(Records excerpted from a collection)
___

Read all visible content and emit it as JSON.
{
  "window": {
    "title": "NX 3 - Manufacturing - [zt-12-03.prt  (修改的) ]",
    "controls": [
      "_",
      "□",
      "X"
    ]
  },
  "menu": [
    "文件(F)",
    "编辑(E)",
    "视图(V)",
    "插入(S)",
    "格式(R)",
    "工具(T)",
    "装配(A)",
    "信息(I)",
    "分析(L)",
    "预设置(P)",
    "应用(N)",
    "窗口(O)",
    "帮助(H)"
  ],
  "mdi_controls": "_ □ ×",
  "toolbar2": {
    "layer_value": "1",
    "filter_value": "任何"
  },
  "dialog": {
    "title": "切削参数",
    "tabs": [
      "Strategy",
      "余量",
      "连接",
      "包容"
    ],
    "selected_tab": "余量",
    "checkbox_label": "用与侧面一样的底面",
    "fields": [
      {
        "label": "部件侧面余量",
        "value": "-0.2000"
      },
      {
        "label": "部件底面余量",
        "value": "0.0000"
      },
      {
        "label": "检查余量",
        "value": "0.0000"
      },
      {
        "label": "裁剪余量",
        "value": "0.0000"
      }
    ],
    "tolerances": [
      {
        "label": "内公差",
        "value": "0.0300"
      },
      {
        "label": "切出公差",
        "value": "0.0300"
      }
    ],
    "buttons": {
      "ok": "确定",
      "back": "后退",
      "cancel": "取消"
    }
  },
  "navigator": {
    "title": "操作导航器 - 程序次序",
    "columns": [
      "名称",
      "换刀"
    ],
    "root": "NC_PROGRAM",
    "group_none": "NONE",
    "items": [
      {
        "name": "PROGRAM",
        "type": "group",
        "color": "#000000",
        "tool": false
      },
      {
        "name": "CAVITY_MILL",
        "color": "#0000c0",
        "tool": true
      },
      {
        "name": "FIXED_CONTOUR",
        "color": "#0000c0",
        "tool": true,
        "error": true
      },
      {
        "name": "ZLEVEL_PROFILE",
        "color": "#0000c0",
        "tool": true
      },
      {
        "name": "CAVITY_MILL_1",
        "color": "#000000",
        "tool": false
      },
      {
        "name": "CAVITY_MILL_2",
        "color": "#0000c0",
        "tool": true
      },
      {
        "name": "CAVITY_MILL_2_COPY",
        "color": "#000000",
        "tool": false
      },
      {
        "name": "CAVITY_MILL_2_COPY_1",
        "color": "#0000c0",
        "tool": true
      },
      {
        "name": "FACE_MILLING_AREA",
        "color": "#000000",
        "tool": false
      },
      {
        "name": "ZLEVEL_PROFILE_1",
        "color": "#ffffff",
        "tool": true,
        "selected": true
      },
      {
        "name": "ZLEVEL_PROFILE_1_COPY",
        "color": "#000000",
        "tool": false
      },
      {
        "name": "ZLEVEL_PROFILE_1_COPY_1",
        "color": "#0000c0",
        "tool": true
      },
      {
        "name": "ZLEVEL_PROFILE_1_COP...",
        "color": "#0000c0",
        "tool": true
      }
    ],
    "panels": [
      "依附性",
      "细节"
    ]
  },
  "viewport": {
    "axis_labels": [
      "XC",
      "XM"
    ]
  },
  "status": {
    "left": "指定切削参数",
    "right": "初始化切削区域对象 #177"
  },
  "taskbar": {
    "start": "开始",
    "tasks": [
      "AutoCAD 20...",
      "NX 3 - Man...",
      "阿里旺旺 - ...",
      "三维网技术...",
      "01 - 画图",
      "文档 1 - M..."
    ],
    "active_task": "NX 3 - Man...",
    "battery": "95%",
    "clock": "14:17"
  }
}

___

--- SHORT TASK ---
Which lines contain the word "title"? Copy each one.

--- COMPLETE RESPONSE ---
    "title": "NX 3 - Manufacturing - [zt-12-03.prt  (修改的) ]",
    "title": "切削参数",
    "title": "操作导航器 - 程序次序",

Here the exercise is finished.